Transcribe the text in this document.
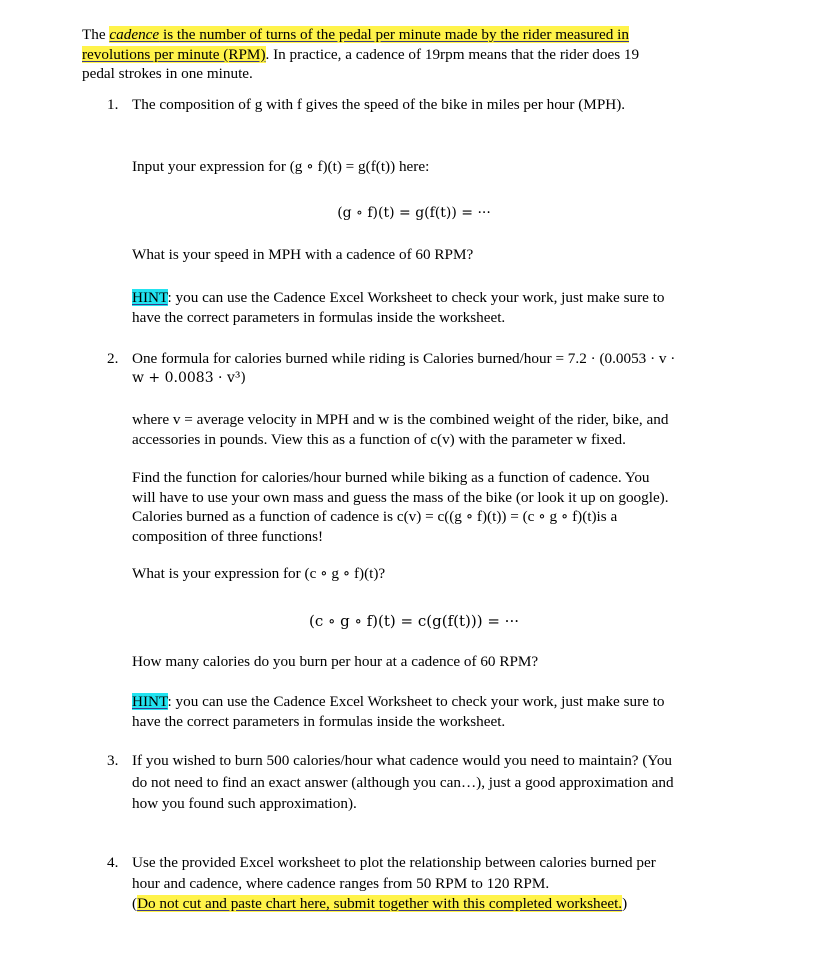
The cadence is the number of turns of the pedal per minute made by the rider measured in
revolutions per minute (RPM). In practice, a cadence of 19rpm means that the rider does 19
pedal strokes in one minute.
1. The composition of g with f gives the speed of the bike in miles per hour (MPH).
Input your expression for (g ∘ f)(t) = g(f(t)) here:
(g ∘ f)(t) = g(f(t)) = ···
What is your speed in MPH with a cadence of 60 RPM?
HINT: you can use the Cadence Excel Worksheet to check your work, just make sure to
have the correct parameters in formulas inside the worksheet.
2. One formula for calories burned while riding is Calories burned/hour = 7.2 · (0.0053 · v ·
w + 0.0083 · v³)
where v = average velocity in MPH and w is the combined weight of the rider, bike, and
accessories in pounds. View this as a function of c(v) with the parameter w fixed.
Find the function for calories/hour burned while biking as a function of cadence. You
will have to use your own mass and guess the mass of the bike (or look it up on google).
Calories burned as a function of cadence is c(v) = c((g ∘ f)(t)) = (c ∘ g ∘ f)(t)is a
composition of three functions!
What is your expression for (c ∘ g ∘ f)(t)?
(c ∘ g ∘ f)(t) = c(g(f(t))) = ···
How many calories do you burn per hour at a cadence of 60 RPM?
HINT: you can use the Cadence Excel Worksheet to check your work, just make sure to
have the correct parameters in formulas inside the worksheet.
3. If you wished to burn 500 calories/hour what cadence would you need to maintain? (You
do not need to find an exact answer (although you can…), just a good approximation and
how you found such approximation).
4. Use the provided Excel worksheet to plot the relationship between calories burned per
hour and cadence, where cadence ranges from 50 RPM to 120 RPM.
(Do not cut and paste chart here, submit together with this completed worksheet.)
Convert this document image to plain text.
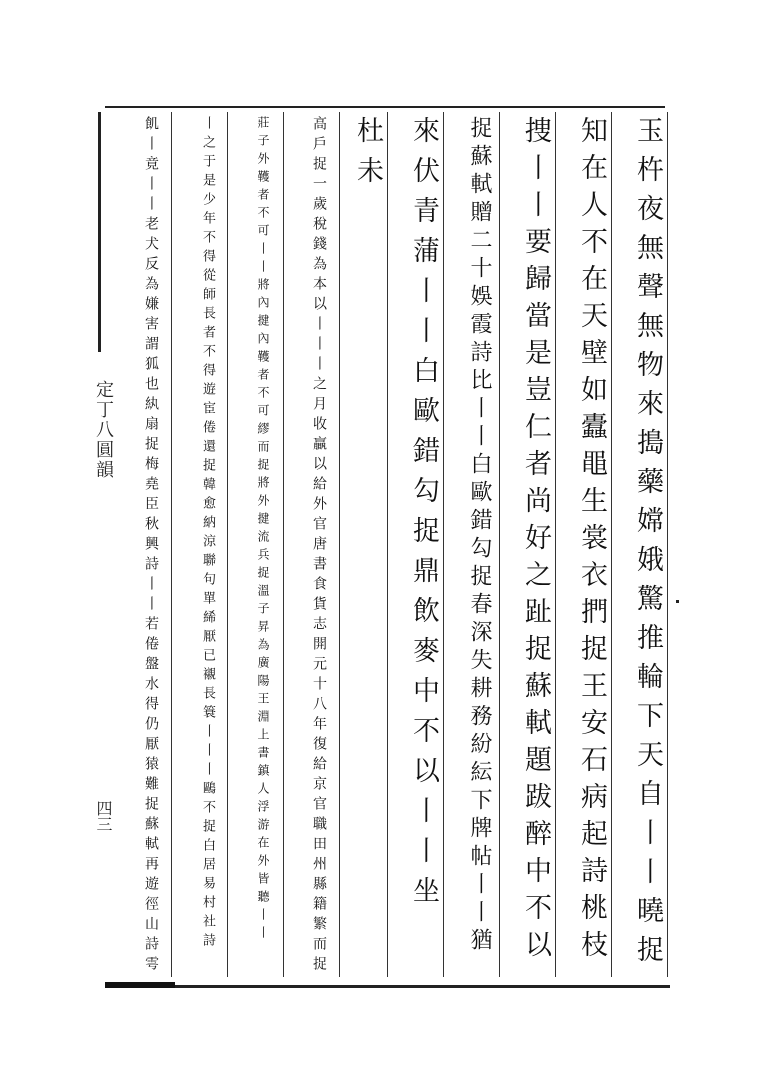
定丁八圓韻
四三	玉杵夜無聲無物來搗藥嫦娥驚推輪下天自丨丨曉捉
知在人不在天壁如蠹黽生裳衣捫捉王安石病起詩桃枝
捜丨丨要歸當是豈仁者尚好之趾捉蘇軾題跋醉中不以
捉蘇軾贈二十娛霞詩比丨丨白歐錯勾捉春深失耕務紛紜下牌帖丨丨猶
來伏青蒲丨丨白歐錯勾捉鼎飲麥中不以丨丨坐
杜未
高戶捉一歲稅錢為本以丨丨丨之月收贏以給外官唐書食貨志開元十八年復給京官職田州縣籍繁而捉
莊子外韄者不可丨丨將內揵內韄者不可繆而捉將外揵流兵捉溫子昇為廣陽王淵上書鎮人浮游在外皆聽丨丨
丨之于是少年不得從師長者不得遊宦倦還捉韓愈納涼聯句單絺厭已襯長簑丨丨丨鷗不捉白居易村社詩
飢丨竟丨丨老犬反為嫌害謂狐也紈扇捉梅堯臣秋興詩丨丨若倦盤水得仍厭猿難捉蘇軾再遊徑山詩雩
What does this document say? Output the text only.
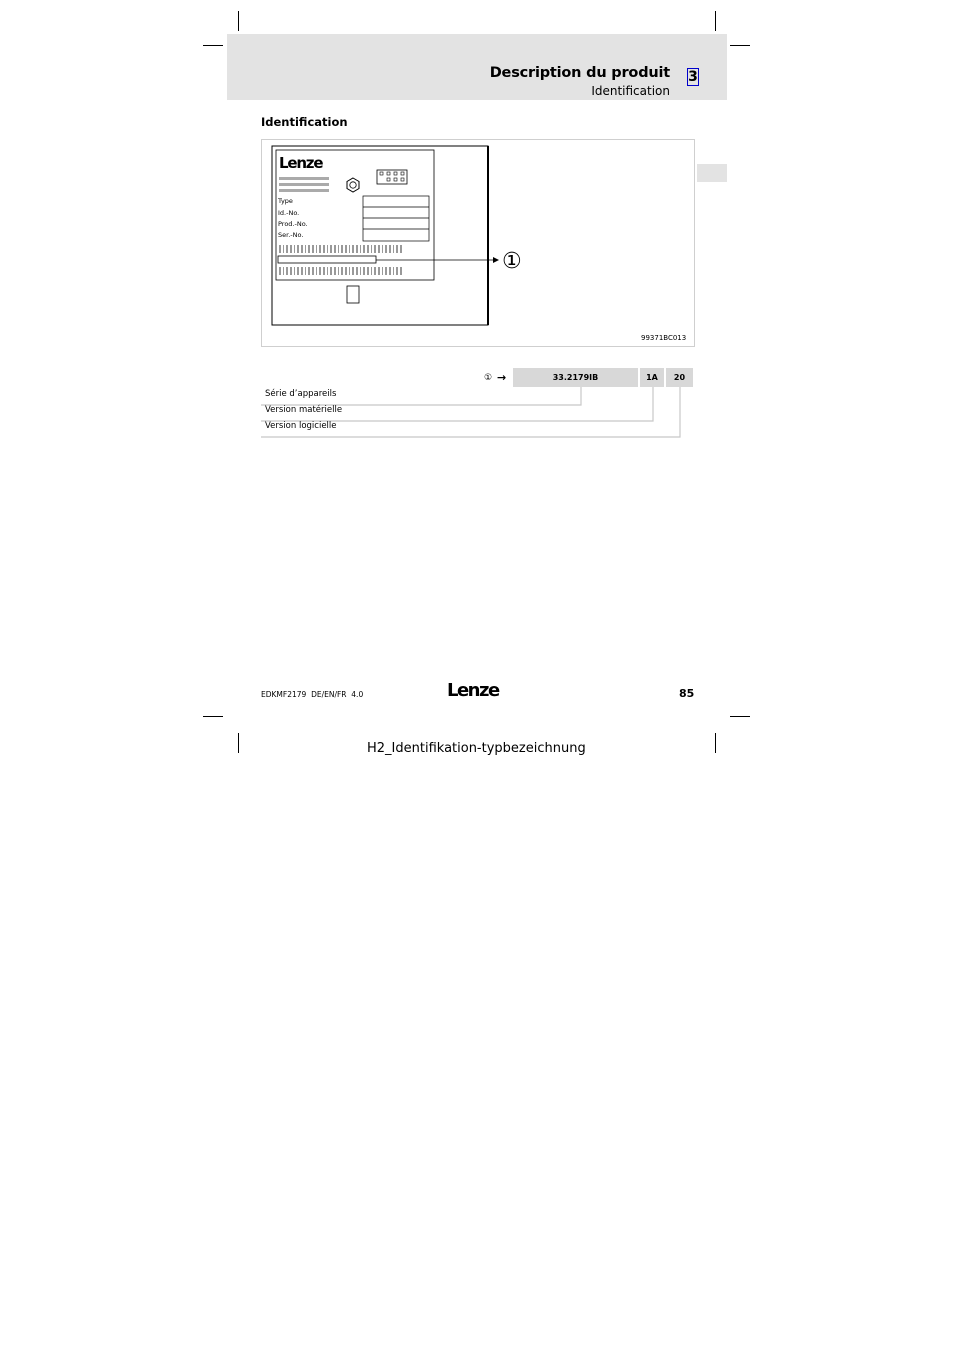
Description du produit
Identification
3
Identification
Lenze
Type
Id.-No.
Prod.-No.
Ser.-No.
①
99371BC013
① →	33.2179IB	1A	20
Série d’appareils
Version matérielle
Version logicielle
EDKMF2179  DE/EN/FR  4.0	Lenze	85
H2_Identifikation-typbezeichnung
--
- _Aim_
Your job is to transcribe the entries above exactly; skip the pictures.

- _Solution to the problem_
Transcribe the text in this document.
The cadence is the number of turns of the pedal per minute made by the rider measured in
revolutions per minute (RPM). In practice, a cadence of 19rpm means that the rider does 19
pedal strokes in one minute.
1. The composition of g with f gives the speed of the bike in miles per hour (MPH).
Input your expression for (g ∘ f)(t) = g(f(t)) here:
(g ∘ f)(t) = g(f(t)) = ···
What is your speed in MPH with a cadence of 60 RPM?
HINT: you can use the Cadence Excel Worksheet to check your work, just make sure to
have the correct parameters in formulas inside the worksheet.
2. One formula for calories burned while riding is Calories burned/hour = 7.2 · (0.0053 · v ·
w + 0.0083 · v³)
where v = average velocity in MPH and w is the combined weight of the rider, bike, and
accessories in pounds. View this as a function of c(v) with the parameter w fixed.
Find the function for calories/hour burned while biking as a function of cadence. You
will have to use your own mass and guess the mass of the bike (or look it up on google).
Calories burned as a function of cadence is c(v) = c((g ∘ f)(t)) = (c ∘ g ∘ f)(t)is a
composition of three functions!
What is your expression for (c ∘ g ∘ f)(t)?
(c ∘ g ∘ f)(t) = c(g(f(t))) = ···
How many calories do you burn per hour at a cadence of 60 RPM?
HINT: you can use the Cadence Excel Worksheet to check your work, just make sure to
have the correct parameters in formulas inside the worksheet.
3. If you wished to burn 500 calories/hour what cadence would you need to maintain? (You
do not need to find an exact answer (although you can…), just a good approximation and
how you found such approximation).
4. Use the provided Excel worksheet to plot the relationship between calories burned per
hour and cadence, where cadence ranges from 50 RPM to 120 RPM.
(Do not cut and paste chart here, submit together with this completed worksheet.)
Convert this document image to plain text.
定丁八圓韻
四三	玉杵夜無聲無物來搗藥嫦娥驚推輪下天自丨丨曉捉
知在人不在天壁如蠹黽生裳衣捫捉王安石病起詩桃枝
捜丨丨要歸當是豈仁者尚好之趾捉蘇軾題跋醉中不以
捉蘇軾贈二十娛霞詩比丨丨白歐錯勾捉春深失耕務紛紜下牌帖丨丨猶
來伏青蒲丨丨白歐錯勾捉鼎飲麥中不以丨丨坐
杜未
高戶捉一歲稅錢為本以丨丨丨之月收贏以給外官唐書食貨志開元十八年復給京官職田州縣籍繁而捉
莊子外韄者不可丨丨將內揵內韄者不可繆而捉將外揵流兵捉溫子昇為廣陽王淵上書鎮人浮游在外皆聽丨丨
丨之于是少年不得從師長者不得遊宦倦還捉韓愈納涼聯句單絺厭已襯長簑丨丨丨鷗不捉白居易村社詩
飢丨竟丨丨老犬反為嫌害謂狐也紈扇捉梅堯臣秋興詩丨丨若倦盤水得仍厭猿難捉蘇軾再遊徑山詩雩
What does this document say? Output the text only.
Description du produit
Identification
3
Identification
Lenze
Type
Id.-No.
Prod.-No.
Ser.-No.
①
99371BC013
① →	33.2179IB	1A	20
Série d’appareils
Version matérielle
Version logicielle
EDKMF2179  DE/EN/FR  4.0	Lenze	85
H2_Identifikation-typbezeichnung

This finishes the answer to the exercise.